> _AIM OF THE EXERCISE_:
Repeat the records below exactly as they appear.

BEGIN

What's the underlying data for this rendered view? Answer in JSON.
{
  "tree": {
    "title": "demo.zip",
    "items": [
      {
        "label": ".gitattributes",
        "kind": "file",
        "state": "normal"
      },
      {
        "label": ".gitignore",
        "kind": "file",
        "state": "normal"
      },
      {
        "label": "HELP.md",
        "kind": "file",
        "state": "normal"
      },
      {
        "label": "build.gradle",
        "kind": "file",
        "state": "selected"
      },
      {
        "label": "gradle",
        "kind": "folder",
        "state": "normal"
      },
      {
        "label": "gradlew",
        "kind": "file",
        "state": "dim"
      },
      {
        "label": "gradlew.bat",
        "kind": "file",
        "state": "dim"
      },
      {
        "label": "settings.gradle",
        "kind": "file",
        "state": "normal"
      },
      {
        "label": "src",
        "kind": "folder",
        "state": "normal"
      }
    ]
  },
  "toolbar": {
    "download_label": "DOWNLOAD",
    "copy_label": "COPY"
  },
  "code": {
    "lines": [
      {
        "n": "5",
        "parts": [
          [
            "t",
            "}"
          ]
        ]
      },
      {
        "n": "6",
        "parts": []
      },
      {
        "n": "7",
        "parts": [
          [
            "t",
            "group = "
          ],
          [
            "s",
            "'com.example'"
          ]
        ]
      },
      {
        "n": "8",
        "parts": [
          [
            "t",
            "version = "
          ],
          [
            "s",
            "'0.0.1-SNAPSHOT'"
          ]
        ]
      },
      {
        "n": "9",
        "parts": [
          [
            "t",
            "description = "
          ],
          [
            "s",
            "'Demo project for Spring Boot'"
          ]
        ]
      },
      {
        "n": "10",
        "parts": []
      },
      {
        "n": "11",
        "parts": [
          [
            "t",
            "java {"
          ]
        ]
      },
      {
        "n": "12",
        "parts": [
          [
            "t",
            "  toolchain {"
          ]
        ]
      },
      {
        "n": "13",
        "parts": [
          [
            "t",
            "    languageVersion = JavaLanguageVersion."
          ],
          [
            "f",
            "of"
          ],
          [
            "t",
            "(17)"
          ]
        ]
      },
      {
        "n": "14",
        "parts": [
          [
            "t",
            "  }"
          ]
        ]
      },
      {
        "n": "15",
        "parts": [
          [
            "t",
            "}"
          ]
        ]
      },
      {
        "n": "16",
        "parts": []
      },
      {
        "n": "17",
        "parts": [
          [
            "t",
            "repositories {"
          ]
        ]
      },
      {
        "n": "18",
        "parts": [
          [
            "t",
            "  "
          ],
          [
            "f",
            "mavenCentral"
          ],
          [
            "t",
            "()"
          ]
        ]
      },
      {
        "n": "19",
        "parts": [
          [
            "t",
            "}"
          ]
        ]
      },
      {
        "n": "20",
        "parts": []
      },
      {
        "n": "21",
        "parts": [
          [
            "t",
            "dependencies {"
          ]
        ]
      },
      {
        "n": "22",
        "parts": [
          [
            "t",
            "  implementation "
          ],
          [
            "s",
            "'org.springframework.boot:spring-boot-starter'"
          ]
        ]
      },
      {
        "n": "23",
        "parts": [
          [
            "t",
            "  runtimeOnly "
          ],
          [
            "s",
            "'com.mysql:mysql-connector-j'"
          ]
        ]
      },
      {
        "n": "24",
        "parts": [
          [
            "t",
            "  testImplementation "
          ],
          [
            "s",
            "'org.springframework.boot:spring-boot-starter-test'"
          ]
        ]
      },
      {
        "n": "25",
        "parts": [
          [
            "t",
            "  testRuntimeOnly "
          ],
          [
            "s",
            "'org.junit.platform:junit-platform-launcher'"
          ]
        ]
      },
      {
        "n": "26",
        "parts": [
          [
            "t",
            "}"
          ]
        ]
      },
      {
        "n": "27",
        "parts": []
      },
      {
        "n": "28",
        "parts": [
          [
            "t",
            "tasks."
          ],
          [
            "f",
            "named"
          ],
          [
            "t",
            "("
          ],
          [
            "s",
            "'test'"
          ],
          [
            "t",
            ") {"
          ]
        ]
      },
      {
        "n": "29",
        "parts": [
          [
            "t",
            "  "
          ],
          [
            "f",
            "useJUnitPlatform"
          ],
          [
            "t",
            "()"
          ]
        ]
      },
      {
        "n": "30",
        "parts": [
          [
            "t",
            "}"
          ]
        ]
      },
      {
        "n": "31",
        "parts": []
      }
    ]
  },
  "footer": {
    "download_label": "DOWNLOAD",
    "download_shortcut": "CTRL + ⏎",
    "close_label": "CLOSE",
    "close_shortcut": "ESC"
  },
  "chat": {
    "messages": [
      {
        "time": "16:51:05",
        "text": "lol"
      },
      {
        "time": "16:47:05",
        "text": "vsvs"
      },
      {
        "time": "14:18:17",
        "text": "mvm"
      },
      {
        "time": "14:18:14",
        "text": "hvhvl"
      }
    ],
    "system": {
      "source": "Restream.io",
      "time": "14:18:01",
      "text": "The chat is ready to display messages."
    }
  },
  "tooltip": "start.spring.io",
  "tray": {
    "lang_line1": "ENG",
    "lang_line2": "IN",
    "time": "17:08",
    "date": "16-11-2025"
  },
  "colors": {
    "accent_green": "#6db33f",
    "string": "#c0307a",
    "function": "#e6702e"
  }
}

END

> _COMPLETE OUTPUT_:
What's the underlying data for this rendered view? Answer in JSON.
{
  "tree": {
    "title": "demo.zip",
    "items": [
      {
        "label": ".gitattributes",
        "kind": "file",
        "state": "normal"
      },
      {
        "label": ".gitignore",
        "kind": "file",
        "state": "normal"
      },
      {
        "label": "HELP.md",
        "kind": "file",
        "state": "normal"
      },
      {
        "label": "build.gradle",
        "kind": "file",
        "state": "selected"
      },
      {
        "label": "gradle",
        "kind": "folder",
        "state": "normal"
      },
      {
        "label": "gradlew",
        "kind": "file",
        "state": "dim"
      },
      {
        "label": "gradlew.bat",
        "kind": "file",
        "state": "dim"
      },
      {
        "label": "settings.gradle",
        "kind": "file",
        "state": "normal"
      },
      {
        "label": "src",
        "kind": "folder",
        "state": "normal"
      }
    ]
  },
  "toolbar": {
    "download_label": "DOWNLOAD",
    "copy_label": "COPY"
  },
  "code": {
    "lines": [
      {
        "n": "5",
        "parts": [
          [
            "t",
            "}"
          ]
        ]
      },
      {
        "n": "6",
        "parts": []
      },
      {
        "n": "7",
        "parts": [
          [
            "t",
            "group = "
          ],
          [
            "s",
            "'com.example'"
          ]
        ]
      },
      {
        "n": "8",
        "parts": [
          [
            "t",
            "version = "
          ],
          [
            "s",
            "'0.0.1-SNAPSHOT'"
          ]
        ]
      },
      {
        "n": "9",
        "parts": [
          [
            "t",
            "description = "
          ],
          [
            "s",
            "'Demo project for Spring Boot'"
          ]
        ]
      },
      {
        "n": "10",
        "parts": []
      },
      {
        "n": "11",
        "parts": [
          [
            "t",
            "java {"
          ]
        ]
      },
      {
        "n": "12",
        "parts": [
          [
            "t",
            "  toolchain {"
          ]
        ]
      },
      {
        "n": "13",
        "parts": [
          [
            "t",
            "    languageVersion = JavaLanguageVersion."
          ],
          [
            "f",
            "of"
          ],
          [
            "t",
            "(17)"
          ]
        ]
      },
      {
        "n": "14",
        "parts": [
          [
            "t",
            "  }"
          ]
        ]
      },
      {
        "n": "15",
        "parts": [
          [
            "t",
            "}"
          ]
        ]
      },
      {
        "n": "16",
        "parts": []
      },
      {
        "n": "17",
        "parts": [
          [
            "t",
            "repositories {"
          ]
        ]
      },
      {
        "n": "18",
        "parts": [
          [
            "t",
            "  "
          ],
          [
            "f",
            "mavenCentral"
          ],
          [
            "t",
            "()"
          ]
        ]
      },
      {
        "n": "19",
        "parts": [
          [
            "t",
            "}"
          ]
        ]
      },
      {
        "n": "20",
        "parts": []
      },
      {
        "n": "21",
        "parts": [
          [
            "t",
            "dependencies {"
          ]
        ]
      },
      {
        "n": "22",
        "parts": [
          [
            "t",
            "  implementation "
          ],
          [
            "s",
            "'org.springframework.boot:spring-boot-starter'"
          ]
        ]
      },
      {
        "n": "23",
        "parts": [
          [
            "t",
            "  runtimeOnly "
          ],
          [
            "s",
            "'com.mysql:mysql-connector-j'"
          ]
        ]
      },
      {
        "n": "24",
        "parts": [
          [
            "t",
            "  testImplementation "
          ],
          [
            "s",
            "'org.springframework.boot:spring-boot-starter-test'"
          ]
        ]
      },
      {
        "n": "25",
        "parts": [
          [
            "t",
            "  testRuntimeOnly "
          ],
          [
            "s",
            "'org.junit.platform:junit-platform-launcher'"
          ]
        ]
      },
      {
        "n": "26",
        "parts": [
          [
            "t",
            "}"
          ]
        ]
      },
      {
        "n": "27",
        "parts": []
      },
      {
        "n": "28",
        "parts": [
          [
            "t",
            "tasks."
          ],
          [
            "f",
            "named"
          ],
          [
            "t",
            "("
          ],
          [
            "s",
            "'test'"
          ],
          [
            "t",
            ") {"
          ]
        ]
      },
      {
        "n": "29",
        "parts": [
          [
            "t",
            "  "
          ],
          [
            "f",
            "useJUnitPlatform"
          ],
          [
            "t",
            "()"
          ]
        ]
      },
      {
        "n": "30",
        "parts": [
          [
            "t",
            "}"
          ]
        ]
      },
      {
        "n": "31",
        "parts": []
      }
    ]
  },
  "footer": {
    "download_label": "DOWNLOAD",
    "download_shortcut": "CTRL + ⏎",
    "close_label": "CLOSE",
    "close_shortcut": "ESC"
  },
  "chat": {
    "messages": [
      {
        "time": "16:51:05",
        "text": "lol"
      },
      {
        "time": "16:47:05",
        "text": "vsvs"
      },
      {
        "time": "14:18:17",
        "text": "mvm"
      },
      {
        "time": "14:18:14",
        "text": "hvhvl"
      }
    ],
    "system": {
      "source": "Restream.io",
      "time": "14:18:01",
      "text": "The chat is ready to display messages."
    }
  },
  "tooltip": "start.spring.io",
  "tray": {
    "lang_line1": "ENG",
    "lang_line2": "IN",
    "time": "17:08",
    "date": "16-11-2025"
  },
  "colors": {
    "accent_green": "#6db33f",
    "string": "#c0307a",
    "function": "#e6702e"
  }
}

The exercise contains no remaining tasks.